SET TASK
In your copy, include every line of the listing below exactly but none of the pictures.

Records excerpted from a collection
· · ·
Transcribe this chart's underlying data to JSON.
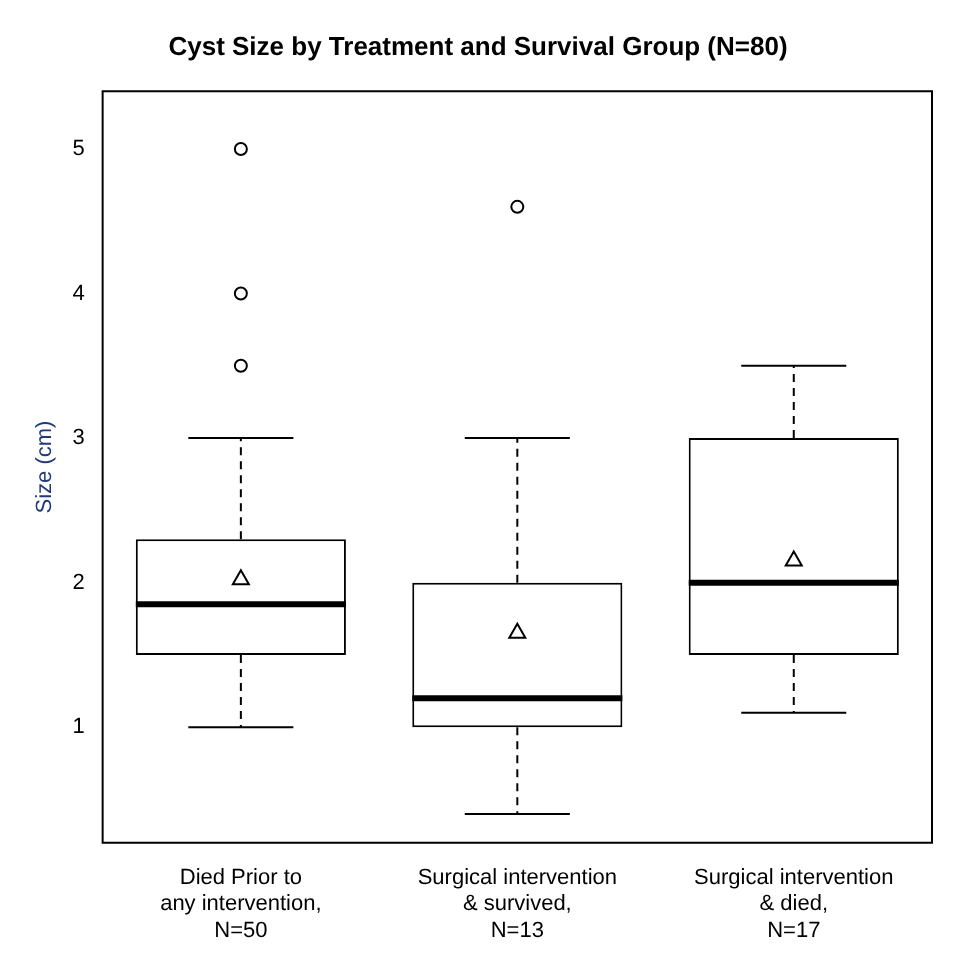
{
  "chart_data": {
    "type": "box",
    "title": "Cyst Size by Treatment and Survival Group (N=80)",
    "ylabel": "Size (cm)",
    "categories": [
      "Died Prior to\nany intervention,\nN=50",
      "Surgical intervention\n& survived,\nN=13",
      "Surgical intervention\n& died,\nN=17"
    ],
    "boxes": [
      {
        "low": 1.0,
        "q1": 1.5,
        "median": 1.85,
        "q3": 2.3,
        "high": 3.0,
        "mean": 2.03,
        "outliers": [
          3.5,
          4.0,
          5.0
        ]
      },
      {
        "low": 0.4,
        "q1": 1.0,
        "median": 1.2,
        "q3": 2.0,
        "high": 3.0,
        "mean": 1.66,
        "outliers": [
          4.6
        ]
      },
      {
        "low": 1.1,
        "q1": 1.5,
        "median": 2.0,
        "q3": 3.0,
        "high": 3.5,
        "mean": 2.16
      }
    ],
    "color": "#000000",
    "ylim": [
      0.2,
      5.4
    ],
    "yticks": [
      1,
      2,
      3,
      4,
      5
    ],
    "marker": "triangle"
  }
}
· · ·
OUTPUT OF THE TASK
Transcribe this chart's underlying data to JSON.
{
  "chart_data": {
    "type": "box",
    "title": "Cyst Size by Treatment and Survival Group (N=80)",
    "ylabel": "Size (cm)",
    "categories": [
      "Died Prior to\nany intervention,\nN=50",
      "Surgical intervention\n& survived,\nN=13",
      "Surgical intervention\n& died,\nN=17"
    ],
    "boxes": [
      {
        "low": 1.0,
        "q1": 1.5,
        "median": 1.85,
        "q3": 2.3,
        "high": 3.0,
        "mean": 2.03,
        "outliers": [
          3.5,
          4.0,
          5.0
        ]
      },
      {
        "low": 0.4,
        "q1": 1.0,
        "median": 1.2,
        "q3": 2.0,
        "high": 3.0,
        "mean": 1.66,
        "outliers": [
          4.6
        ]
      },
      {
        "low": 1.1,
        "q1": 1.5,
        "median": 2.0,
        "q3": 3.0,
        "high": 3.5,
        "mean": 2.16
      }
    ],
    "color": "#000000",
    "ylim": [
      0.2,
      5.4
    ],
    "yticks": [
      1,
      2,
      3,
      4,
      5
    ],
    "marker": "triangle"
  }
}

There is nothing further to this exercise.